■ Exercise requirements: Please count the lines below that contain the word "text", and reply with that number alone.

■ Figure dataset records:
•••

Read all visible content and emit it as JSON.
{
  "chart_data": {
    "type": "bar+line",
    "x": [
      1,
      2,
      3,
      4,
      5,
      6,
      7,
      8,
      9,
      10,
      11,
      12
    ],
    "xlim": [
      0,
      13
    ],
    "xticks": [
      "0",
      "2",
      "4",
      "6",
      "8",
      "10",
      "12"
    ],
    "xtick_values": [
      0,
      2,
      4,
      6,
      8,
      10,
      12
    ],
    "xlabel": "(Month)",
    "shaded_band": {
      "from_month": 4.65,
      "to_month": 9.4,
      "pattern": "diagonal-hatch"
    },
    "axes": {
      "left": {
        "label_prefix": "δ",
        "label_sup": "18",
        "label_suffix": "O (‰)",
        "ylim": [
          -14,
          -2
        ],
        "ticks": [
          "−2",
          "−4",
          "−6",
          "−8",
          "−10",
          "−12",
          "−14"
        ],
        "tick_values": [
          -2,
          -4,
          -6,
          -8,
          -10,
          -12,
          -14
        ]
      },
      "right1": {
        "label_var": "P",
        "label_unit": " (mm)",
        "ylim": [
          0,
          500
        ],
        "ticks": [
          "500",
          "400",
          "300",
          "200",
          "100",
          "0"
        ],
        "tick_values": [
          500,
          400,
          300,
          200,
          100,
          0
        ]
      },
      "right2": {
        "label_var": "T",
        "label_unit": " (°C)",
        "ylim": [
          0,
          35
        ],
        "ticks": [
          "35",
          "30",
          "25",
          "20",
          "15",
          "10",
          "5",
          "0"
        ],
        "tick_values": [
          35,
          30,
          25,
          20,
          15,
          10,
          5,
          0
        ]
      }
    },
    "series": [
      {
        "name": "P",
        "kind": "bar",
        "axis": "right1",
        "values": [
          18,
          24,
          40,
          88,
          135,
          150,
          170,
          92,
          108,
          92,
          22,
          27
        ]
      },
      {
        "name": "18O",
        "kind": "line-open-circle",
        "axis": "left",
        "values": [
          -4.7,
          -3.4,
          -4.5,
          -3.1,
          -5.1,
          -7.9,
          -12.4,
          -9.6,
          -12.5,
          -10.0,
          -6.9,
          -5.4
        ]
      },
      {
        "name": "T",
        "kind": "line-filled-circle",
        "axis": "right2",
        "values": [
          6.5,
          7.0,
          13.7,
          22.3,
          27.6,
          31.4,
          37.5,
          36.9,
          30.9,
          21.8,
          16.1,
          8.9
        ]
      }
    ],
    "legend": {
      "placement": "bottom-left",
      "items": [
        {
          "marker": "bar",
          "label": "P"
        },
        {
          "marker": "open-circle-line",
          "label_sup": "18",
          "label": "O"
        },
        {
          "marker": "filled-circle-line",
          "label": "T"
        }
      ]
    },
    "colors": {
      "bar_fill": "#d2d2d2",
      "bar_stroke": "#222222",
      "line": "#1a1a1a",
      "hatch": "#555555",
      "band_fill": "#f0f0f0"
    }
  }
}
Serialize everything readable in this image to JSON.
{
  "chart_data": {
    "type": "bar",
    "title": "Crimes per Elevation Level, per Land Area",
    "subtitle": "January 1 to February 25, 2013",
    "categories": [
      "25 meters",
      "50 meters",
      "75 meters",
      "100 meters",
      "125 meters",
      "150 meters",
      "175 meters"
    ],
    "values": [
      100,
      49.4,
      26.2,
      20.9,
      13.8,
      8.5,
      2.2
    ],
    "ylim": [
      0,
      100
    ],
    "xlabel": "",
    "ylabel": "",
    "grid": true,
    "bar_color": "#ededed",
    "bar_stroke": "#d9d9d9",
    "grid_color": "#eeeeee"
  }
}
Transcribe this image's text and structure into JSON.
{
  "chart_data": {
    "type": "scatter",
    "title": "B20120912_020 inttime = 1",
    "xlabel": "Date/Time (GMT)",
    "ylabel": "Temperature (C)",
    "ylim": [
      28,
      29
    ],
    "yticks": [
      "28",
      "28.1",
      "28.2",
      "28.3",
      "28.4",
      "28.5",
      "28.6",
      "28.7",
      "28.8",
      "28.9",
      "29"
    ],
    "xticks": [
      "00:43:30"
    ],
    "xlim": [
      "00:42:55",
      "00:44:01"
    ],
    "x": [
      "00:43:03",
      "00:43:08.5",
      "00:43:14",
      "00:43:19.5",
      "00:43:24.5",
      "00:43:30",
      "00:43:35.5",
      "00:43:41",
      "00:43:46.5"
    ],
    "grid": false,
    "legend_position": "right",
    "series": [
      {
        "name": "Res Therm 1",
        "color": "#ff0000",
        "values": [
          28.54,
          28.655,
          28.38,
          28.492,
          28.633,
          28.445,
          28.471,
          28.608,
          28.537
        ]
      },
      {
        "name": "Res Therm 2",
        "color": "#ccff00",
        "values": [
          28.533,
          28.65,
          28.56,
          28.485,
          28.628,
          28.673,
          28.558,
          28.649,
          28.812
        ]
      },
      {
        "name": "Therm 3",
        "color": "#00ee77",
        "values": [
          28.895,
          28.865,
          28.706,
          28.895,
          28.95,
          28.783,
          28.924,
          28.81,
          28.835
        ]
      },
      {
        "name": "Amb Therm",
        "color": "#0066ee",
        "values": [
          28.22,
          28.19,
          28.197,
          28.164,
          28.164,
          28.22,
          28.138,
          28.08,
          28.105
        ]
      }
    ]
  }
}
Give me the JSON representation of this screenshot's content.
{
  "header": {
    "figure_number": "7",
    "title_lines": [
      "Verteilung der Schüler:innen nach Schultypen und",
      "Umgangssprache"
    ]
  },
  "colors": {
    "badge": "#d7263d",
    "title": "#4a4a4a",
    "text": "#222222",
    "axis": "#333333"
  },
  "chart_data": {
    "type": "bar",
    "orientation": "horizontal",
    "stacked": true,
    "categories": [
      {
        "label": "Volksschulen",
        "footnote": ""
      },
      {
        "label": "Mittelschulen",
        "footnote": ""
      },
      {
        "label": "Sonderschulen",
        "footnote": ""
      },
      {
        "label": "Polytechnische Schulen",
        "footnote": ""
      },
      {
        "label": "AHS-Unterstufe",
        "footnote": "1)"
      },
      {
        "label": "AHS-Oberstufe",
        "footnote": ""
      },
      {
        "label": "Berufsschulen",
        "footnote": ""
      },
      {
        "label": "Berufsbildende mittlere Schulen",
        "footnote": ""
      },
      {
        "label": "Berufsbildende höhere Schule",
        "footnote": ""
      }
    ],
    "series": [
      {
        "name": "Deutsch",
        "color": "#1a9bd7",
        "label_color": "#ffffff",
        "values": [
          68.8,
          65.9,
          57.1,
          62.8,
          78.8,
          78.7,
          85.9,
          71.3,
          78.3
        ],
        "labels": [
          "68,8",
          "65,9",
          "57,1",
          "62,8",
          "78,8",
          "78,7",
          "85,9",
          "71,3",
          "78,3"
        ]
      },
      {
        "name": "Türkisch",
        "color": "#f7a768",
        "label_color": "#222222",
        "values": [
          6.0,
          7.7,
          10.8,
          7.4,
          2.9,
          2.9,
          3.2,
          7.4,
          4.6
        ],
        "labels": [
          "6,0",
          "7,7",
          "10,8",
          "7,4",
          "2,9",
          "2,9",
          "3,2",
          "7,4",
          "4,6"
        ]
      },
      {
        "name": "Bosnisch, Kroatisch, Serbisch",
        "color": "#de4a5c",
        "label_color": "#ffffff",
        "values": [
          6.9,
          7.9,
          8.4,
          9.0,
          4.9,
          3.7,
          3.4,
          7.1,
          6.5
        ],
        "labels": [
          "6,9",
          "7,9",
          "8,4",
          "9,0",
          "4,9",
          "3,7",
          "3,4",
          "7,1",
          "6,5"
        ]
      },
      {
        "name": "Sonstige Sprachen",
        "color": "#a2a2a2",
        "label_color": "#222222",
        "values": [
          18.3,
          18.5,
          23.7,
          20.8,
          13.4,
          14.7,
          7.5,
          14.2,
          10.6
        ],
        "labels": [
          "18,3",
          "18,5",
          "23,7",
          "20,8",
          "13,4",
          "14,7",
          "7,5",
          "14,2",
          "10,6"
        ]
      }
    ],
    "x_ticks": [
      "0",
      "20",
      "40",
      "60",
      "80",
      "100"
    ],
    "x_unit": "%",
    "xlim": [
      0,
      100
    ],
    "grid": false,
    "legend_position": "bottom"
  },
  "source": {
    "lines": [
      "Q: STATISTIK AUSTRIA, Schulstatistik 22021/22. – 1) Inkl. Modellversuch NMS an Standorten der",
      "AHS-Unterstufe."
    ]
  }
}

•••

■ The result: 2